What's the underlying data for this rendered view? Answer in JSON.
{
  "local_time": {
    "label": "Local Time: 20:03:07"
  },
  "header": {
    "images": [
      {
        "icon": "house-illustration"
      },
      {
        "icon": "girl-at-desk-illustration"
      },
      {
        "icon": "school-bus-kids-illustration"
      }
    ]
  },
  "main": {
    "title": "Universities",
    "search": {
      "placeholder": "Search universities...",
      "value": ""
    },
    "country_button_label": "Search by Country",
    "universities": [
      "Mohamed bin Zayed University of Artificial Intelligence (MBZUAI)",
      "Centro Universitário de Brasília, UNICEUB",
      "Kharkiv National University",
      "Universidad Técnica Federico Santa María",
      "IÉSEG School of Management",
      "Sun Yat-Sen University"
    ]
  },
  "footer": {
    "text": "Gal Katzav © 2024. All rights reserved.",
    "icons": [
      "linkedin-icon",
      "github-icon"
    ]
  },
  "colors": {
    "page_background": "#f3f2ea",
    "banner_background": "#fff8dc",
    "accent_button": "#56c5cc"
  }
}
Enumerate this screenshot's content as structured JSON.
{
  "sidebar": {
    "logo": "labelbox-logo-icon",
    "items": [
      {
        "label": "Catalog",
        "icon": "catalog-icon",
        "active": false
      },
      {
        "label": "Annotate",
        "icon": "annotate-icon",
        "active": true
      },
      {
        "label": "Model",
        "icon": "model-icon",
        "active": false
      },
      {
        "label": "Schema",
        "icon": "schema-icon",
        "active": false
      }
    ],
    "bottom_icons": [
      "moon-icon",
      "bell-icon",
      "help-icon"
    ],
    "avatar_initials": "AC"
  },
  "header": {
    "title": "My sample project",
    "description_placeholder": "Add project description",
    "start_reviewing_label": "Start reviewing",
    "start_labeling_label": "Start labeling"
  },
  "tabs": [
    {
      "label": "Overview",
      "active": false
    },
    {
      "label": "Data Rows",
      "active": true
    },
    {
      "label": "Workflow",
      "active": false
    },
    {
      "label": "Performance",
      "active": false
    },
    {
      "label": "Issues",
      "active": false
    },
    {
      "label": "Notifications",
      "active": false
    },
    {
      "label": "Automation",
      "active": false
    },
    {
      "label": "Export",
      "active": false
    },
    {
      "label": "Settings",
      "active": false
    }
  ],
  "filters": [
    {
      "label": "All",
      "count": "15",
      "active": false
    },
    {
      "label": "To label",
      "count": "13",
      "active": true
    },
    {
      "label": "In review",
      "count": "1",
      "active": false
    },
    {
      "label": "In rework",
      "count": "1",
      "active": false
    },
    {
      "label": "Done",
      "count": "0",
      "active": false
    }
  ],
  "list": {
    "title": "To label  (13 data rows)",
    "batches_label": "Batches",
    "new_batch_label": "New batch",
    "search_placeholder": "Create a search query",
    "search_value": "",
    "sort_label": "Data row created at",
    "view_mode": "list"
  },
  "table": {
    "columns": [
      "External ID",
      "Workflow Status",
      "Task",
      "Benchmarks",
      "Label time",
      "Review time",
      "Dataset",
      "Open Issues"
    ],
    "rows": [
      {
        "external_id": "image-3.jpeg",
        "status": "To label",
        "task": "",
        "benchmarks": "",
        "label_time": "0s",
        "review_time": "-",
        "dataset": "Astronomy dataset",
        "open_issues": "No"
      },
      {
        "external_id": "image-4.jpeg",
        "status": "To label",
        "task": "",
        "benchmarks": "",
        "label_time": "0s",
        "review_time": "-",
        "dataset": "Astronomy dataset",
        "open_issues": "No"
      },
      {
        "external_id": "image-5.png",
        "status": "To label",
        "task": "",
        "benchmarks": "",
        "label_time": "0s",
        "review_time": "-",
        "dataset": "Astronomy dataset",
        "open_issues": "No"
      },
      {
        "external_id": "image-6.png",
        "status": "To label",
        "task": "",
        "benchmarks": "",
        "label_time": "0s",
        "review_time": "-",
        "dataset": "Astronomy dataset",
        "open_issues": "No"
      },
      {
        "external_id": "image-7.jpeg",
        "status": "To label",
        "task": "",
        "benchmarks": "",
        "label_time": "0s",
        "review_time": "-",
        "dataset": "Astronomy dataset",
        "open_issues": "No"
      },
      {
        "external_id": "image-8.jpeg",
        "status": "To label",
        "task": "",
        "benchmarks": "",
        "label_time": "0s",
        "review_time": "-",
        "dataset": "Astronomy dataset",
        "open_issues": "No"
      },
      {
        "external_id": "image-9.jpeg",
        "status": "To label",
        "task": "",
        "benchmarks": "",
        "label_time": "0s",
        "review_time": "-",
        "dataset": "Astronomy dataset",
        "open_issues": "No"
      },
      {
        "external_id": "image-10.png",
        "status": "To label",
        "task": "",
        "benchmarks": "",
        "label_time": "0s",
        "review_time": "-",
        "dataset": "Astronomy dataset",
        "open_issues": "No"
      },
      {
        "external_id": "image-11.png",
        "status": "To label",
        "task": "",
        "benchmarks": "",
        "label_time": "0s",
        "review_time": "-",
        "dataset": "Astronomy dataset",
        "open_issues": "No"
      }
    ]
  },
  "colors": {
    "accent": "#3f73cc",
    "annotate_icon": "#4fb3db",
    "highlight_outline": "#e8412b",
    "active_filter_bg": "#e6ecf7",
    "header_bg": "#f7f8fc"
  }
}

# # #

Directions
Restate every line of the data word for word.

Output below
What's the underlying data for this rendered view? Answer in JSON.
{
  "local_time": {
    "label": "Local Time: 20:03:07"
  },
  "header": {
    "images": [
      {
        "icon": "house-illustration"
      },
      {
        "icon": "girl-at-desk-illustration"
      },
      {
        "icon": "school-bus-kids-illustration"
      }
    ]
  },
  "main": {
    "title": "Universities",
    "search": {
      "placeholder": "Search universities...",
      "value": ""
    },
    "country_button_label": "Search by Country",
    "universities": [
      "Mohamed bin Zayed University of Artificial Intelligence (MBZUAI)",
      "Centro Universitário de Brasília, UNICEUB",
      "Kharkiv National University",
      "Universidad Técnica Federico Santa María",
      "IÉSEG School of Management",
      "Sun Yat-Sen University"
    ]
  },
  "footer": {
    "text": "Gal Katzav © 2024. All rights reserved.",
    "icons": [
      "linkedin-icon",
      "github-icon"
    ]
  },
  "colors": {
    "page_background": "#f3f2ea",
    "banner_background": "#fff8dc",
    "accent_button": "#56c5cc"
  }
}
Enumerate this screenshot's content as structured JSON.
{
  "sidebar": {
    "logo": "labelbox-logo-icon",
    "items": [
      {
        "label": "Catalog",
        "icon": "catalog-icon",
        "active": false
      },
      {
        "label": "Annotate",
        "icon": "annotate-icon",
        "active": true
      },
      {
        "label": "Model",
        "icon": "model-icon",
        "active": false
      },
      {
        "label": "Schema",
        "icon": "schema-icon",
        "active": false
      }
    ],
    "bottom_icons": [
      "moon-icon",
      "bell-icon",
      "help-icon"
    ],
    "avatar_initials": "AC"
  },
  "header": {
    "title": "My sample project",
    "description_placeholder": "Add project description",
    "start_reviewing_label": "Start reviewing",
    "start_labeling_label": "Start labeling"
  },
  "tabs": [
    {
      "label": "Overview",
      "active": false
    },
    {
      "label": "Data Rows",
      "active": true
    },
    {
      "label": "Workflow",
      "active": false
    },
    {
      "label": "Performance",
      "active": false
    },
    {
      "label": "Issues",
      "active": false
    },
    {
      "label": "Notifications",
      "active": false
    },
    {
      "label": "Automation",
      "active": false
    },
    {
      "label": "Export",
      "active": false
    },
    {
      "label": "Settings",
      "active": false
    }
  ],
  "filters": [
    {
      "label": "All",
      "count": "15",
      "active": false
    },
    {
      "label": "To label",
      "count": "13",
      "active": true
    },
    {
      "label": "In review",
      "count": "1",
      "active": false
    },
    {
      "label": "In rework",
      "count": "1",
      "active": false
    },
    {
      "label": "Done",
      "count": "0",
      "active": false
    }
  ],
  "list": {
    "title": "To label  (13 data rows)",
    "batches_label": "Batches",
    "new_batch_label": "New batch",
    "search_placeholder": "Create a search query",
    "search_value": "",
    "sort_label": "Data row created at",
    "view_mode": "list"
  },
  "table": {
    "columns": [
      "External ID",
      "Workflow Status",
      "Task",
      "Benchmarks",
      "Label time",
      "Review time",
      "Dataset",
      "Open Issues"
    ],
    "rows": [
      {
        "external_id": "image-3.jpeg",
        "status": "To label",
        "task": "",
        "benchmarks": "",
        "label_time": "0s",
        "review_time": "-",
        "dataset": "Astronomy dataset",
        "open_issues": "No"
      },
      {
        "external_id": "image-4.jpeg",
        "status": "To label",
        "task": "",
        "benchmarks": "",
        "label_time": "0s",
        "review_time": "-",
        "dataset": "Astronomy dataset",
        "open_issues": "No"
      },
      {
        "external_id": "image-5.png",
        "status": "To label",
        "task": "",
        "benchmarks": "",
        "label_time": "0s",
        "review_time": "-",
        "dataset": "Astronomy dataset",
        "open_issues": "No"
      },
      {
        "external_id": "image-6.png",
        "status": "To label",
        "task": "",
        "benchmarks": "",
        "label_time": "0s",
        "review_time": "-",
        "dataset": "Astronomy dataset",
        "open_issues": "No"
      },
      {
        "external_id": "image-7.jpeg",
        "status": "To label",
        "task": "",
        "benchmarks": "",
        "label_time": "0s",
        "review_time": "-",
        "dataset": "Astronomy dataset",
        "open_issues": "No"
      },
      {
        "external_id": "image-8.jpeg",
        "status": "To label",
        "task": "",
        "benchmarks": "",
        "label_time": "0s",
        "review_time": "-",
        "dataset": "Astronomy dataset",
        "open_issues": "No"
      },
      {
        "external_id": "image-9.jpeg",
        "status": "To label",
        "task": "",
        "benchmarks": "",
        "label_time": "0s",
        "review_time": "-",
        "dataset": "Astronomy dataset",
        "open_issues": "No"
      },
      {
        "external_id": "image-10.png",
        "status": "To label",
        "task": "",
        "benchmarks": "",
        "label_time": "0s",
        "review_time": "-",
        "dataset": "Astronomy dataset",
        "open_issues": "No"
      },
      {
        "external_id": "image-11.png",
        "status": "To label",
        "task": "",
        "benchmarks": "",
        "label_time": "0s",
        "review_time": "-",
        "dataset": "Astronomy dataset",
        "open_issues": "No"
      }
    ]
  },
  "colors": {
    "accent": "#3f73cc",
    "annotate_icon": "#4fb3db",
    "highlight_outline": "#e8412b",
    "active_filter_bg": "#e6ecf7",
    "header_bg": "#f7f8fc"
  }
}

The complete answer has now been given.